• **Task**
Keep the pictures out of the copy and repeat the records exactly.

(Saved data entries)

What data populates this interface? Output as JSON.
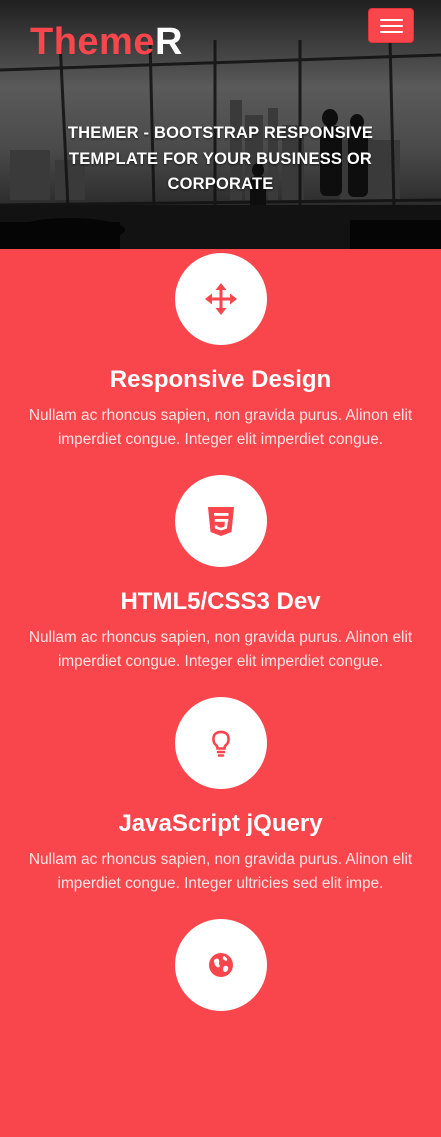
{
  "navbar": {
    "brand_main": "Theme",
    "brand_end": "R",
    "menu_icon": "hamburger-menu-icon"
  },
  "hero": {
    "title": "THEMER - BOOTSTRAP RESPONSIVE TEMPLATE FOR YOUR BUSINESS OR CORPORATE"
  },
  "colors": {
    "accent": "#f9464c",
    "white": "#ffffff"
  },
  "features": [
    {
      "icon": "move-arrows-icon",
      "title": "Responsive Design",
      "text": "Nullam ac rhoncus sapien, non gravida purus. Alinon elit imperdiet congue. Integer elit imperdiet congue."
    },
    {
      "icon": "css3-icon",
      "title": "HTML5/CSS3 Dev",
      "text": "Nullam ac rhoncus sapien, non gravida purus. Alinon elit imperdiet congue. Integer elit imperdiet congue."
    },
    {
      "icon": "lightbulb-icon",
      "title": "JavaScript jQuery",
      "text": "Nullam ac rhoncus sapien, non gravida purus. Alinon elit imperdiet congue. Integer ultricies sed elit impe."
    },
    {
      "icon": "globe-icon",
      "title": "",
      "text": ""
    }
  ]
}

• **Response**
What data populates this interface? Output as JSON.
{
  "navbar": {
    "brand_main": "Theme",
    "brand_end": "R",
    "menu_icon": "hamburger-menu-icon"
  },
  "hero": {
    "title": "THEMER - BOOTSTRAP RESPONSIVE TEMPLATE FOR YOUR BUSINESS OR CORPORATE"
  },
  "colors": {
    "accent": "#f9464c",
    "white": "#ffffff"
  },
  "features": [
    {
      "icon": "move-arrows-icon",
      "title": "Responsive Design",
      "text": "Nullam ac rhoncus sapien, non gravida purus. Alinon elit imperdiet congue. Integer elit imperdiet congue."
    },
    {
      "icon": "css3-icon",
      "title": "HTML5/CSS3 Dev",
      "text": "Nullam ac rhoncus sapien, non gravida purus. Alinon elit imperdiet congue. Integer elit imperdiet congue."
    },
    {
      "icon": "lightbulb-icon",
      "title": "JavaScript jQuery",
      "text": "Nullam ac rhoncus sapien, non gravida purus. Alinon elit imperdiet congue. Integer ultricies sed elit impe."
    },
    {
      "icon": "globe-icon",
      "title": "",
      "text": ""
    }
  ]
}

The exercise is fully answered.